Work to complete | The data below must be copied in full and without any change.

** Start **

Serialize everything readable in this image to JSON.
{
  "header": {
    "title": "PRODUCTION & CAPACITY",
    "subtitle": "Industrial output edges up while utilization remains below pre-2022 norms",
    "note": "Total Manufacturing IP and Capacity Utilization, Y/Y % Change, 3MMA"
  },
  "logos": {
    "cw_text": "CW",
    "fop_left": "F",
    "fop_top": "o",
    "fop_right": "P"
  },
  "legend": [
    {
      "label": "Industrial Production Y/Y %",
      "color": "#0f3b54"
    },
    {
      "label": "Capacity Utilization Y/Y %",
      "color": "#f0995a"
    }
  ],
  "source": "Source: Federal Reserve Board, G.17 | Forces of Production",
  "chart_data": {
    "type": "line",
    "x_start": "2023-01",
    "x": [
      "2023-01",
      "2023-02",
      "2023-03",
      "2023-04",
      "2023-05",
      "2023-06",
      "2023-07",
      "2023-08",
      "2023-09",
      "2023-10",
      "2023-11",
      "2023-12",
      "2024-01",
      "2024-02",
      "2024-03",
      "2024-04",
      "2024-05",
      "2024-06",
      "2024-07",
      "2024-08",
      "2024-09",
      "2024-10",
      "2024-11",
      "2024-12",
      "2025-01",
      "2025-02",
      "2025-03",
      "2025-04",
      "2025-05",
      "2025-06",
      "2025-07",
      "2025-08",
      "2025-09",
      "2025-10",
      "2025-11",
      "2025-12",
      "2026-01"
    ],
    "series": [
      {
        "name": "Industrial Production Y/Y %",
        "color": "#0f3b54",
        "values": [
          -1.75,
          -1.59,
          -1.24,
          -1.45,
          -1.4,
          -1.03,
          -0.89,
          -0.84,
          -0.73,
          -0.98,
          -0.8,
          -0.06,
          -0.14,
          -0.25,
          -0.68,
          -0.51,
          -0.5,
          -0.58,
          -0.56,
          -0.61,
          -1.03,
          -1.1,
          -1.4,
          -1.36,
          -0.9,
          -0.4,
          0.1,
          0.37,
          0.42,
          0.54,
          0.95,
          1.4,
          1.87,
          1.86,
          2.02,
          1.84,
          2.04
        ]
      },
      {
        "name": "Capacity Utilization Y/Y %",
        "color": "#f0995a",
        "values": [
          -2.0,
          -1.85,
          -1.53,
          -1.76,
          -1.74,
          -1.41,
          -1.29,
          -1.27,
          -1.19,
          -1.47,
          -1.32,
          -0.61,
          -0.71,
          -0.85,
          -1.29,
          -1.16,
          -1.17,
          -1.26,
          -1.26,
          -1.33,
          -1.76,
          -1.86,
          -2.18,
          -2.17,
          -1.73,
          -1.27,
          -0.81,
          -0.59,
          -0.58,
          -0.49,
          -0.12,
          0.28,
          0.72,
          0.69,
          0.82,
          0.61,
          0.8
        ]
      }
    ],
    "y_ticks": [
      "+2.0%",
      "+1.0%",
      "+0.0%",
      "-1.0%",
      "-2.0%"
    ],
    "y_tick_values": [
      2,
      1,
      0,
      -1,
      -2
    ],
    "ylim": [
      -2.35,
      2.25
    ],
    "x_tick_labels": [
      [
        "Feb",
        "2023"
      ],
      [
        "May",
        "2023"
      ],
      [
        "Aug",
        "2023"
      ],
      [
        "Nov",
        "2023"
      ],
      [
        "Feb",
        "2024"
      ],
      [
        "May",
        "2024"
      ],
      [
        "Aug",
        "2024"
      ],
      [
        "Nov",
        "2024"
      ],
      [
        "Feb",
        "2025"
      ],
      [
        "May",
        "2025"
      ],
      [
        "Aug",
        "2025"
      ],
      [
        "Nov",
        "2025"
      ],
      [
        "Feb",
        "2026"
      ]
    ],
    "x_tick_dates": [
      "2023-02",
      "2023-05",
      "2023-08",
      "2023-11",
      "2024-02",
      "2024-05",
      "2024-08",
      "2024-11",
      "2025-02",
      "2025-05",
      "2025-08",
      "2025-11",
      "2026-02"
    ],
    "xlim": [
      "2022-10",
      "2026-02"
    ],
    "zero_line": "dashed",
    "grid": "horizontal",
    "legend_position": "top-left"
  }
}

** End **

Result of the exercise |
Serialize everything readable in this image to JSON.
{
  "header": {
    "title": "PRODUCTION & CAPACITY",
    "subtitle": "Industrial output edges up while utilization remains below pre-2022 norms",
    "note": "Total Manufacturing IP and Capacity Utilization, Y/Y % Change, 3MMA"
  },
  "logos": {
    "cw_text": "CW",
    "fop_left": "F",
    "fop_top": "o",
    "fop_right": "P"
  },
  "legend": [
    {
      "label": "Industrial Production Y/Y %",
      "color": "#0f3b54"
    },
    {
      "label": "Capacity Utilization Y/Y %",
      "color": "#f0995a"
    }
  ],
  "source": "Source: Federal Reserve Board, G.17 | Forces of Production",
  "chart_data": {
    "type": "line",
    "x_start": "2023-01",
    "x": [
      "2023-01",
      "2023-02",
      "2023-03",
      "2023-04",
      "2023-05",
      "2023-06",
      "2023-07",
      "2023-08",
      "2023-09",
      "2023-10",
      "2023-11",
      "2023-12",
      "2024-01",
      "2024-02",
      "2024-03",
      "2024-04",
      "2024-05",
      "2024-06",
      "2024-07",
      "2024-08",
      "2024-09",
      "2024-10",
      "2024-11",
      "2024-12",
      "2025-01",
      "2025-02",
      "2025-03",
      "2025-04",
      "2025-05",
      "2025-06",
      "2025-07",
      "2025-08",
      "2025-09",
      "2025-10",
      "2025-11",
      "2025-12",
      "2026-01"
    ],
    "series": [
      {
        "name": "Industrial Production Y/Y %",
        "color": "#0f3b54",
        "values": [
          -1.75,
          -1.59,
          -1.24,
          -1.45,
          -1.4,
          -1.03,
          -0.89,
          -0.84,
          -0.73,
          -0.98,
          -0.8,
          -0.06,
          -0.14,
          -0.25,
          -0.68,
          -0.51,
          -0.5,
          -0.58,
          -0.56,
          -0.61,
          -1.03,
          -1.1,
          -1.4,
          -1.36,
          -0.9,
          -0.4,
          0.1,
          0.37,
          0.42,
          0.54,
          0.95,
          1.4,
          1.87,
          1.86,
          2.02,
          1.84,
          2.04
        ]
      },
      {
        "name": "Capacity Utilization Y/Y %",
        "color": "#f0995a",
        "values": [
          -2.0,
          -1.85,
          -1.53,
          -1.76,
          -1.74,
          -1.41,
          -1.29,
          -1.27,
          -1.19,
          -1.47,
          -1.32,
          -0.61,
          -0.71,
          -0.85,
          -1.29,
          -1.16,
          -1.17,
          -1.26,
          -1.26,
          -1.33,
          -1.76,
          -1.86,
          -2.18,
          -2.17,
          -1.73,
          -1.27,
          -0.81,
          -0.59,
          -0.58,
          -0.49,
          -0.12,
          0.28,
          0.72,
          0.69,
          0.82,
          0.61,
          0.8
        ]
      }
    ],
    "y_ticks": [
      "+2.0%",
      "+1.0%",
      "+0.0%",
      "-1.0%",
      "-2.0%"
    ],
    "y_tick_values": [
      2,
      1,
      0,
      -1,
      -2
    ],
    "ylim": [
      -2.35,
      2.25
    ],
    "x_tick_labels": [
      [
        "Feb",
        "2023"
      ],
      [
        "May",
        "2023"
      ],
      [
        "Aug",
        "2023"
      ],
      [
        "Nov",
        "2023"
      ],
      [
        "Feb",
        "2024"
      ],
      [
        "May",
        "2024"
      ],
      [
        "Aug",
        "2024"
      ],
      [
        "Nov",
        "2024"
      ],
      [
        "Feb",
        "2025"
      ],
      [
        "May",
        "2025"
      ],
      [
        "Aug",
        "2025"
      ],
      [
        "Nov",
        "2025"
      ],
      [
        "Feb",
        "2026"
      ]
    ],
    "x_tick_dates": [
      "2023-02",
      "2023-05",
      "2023-08",
      "2023-11",
      "2024-02",
      "2024-05",
      "2024-08",
      "2024-11",
      "2025-02",
      "2025-05",
      "2025-08",
      "2025-11",
      "2026-02"
    ],
    "xlim": [
      "2022-10",
      "2026-02"
    ],
    "zero_line": "dashed",
    "grid": "horizontal",
    "legend_position": "top-left"
  }
}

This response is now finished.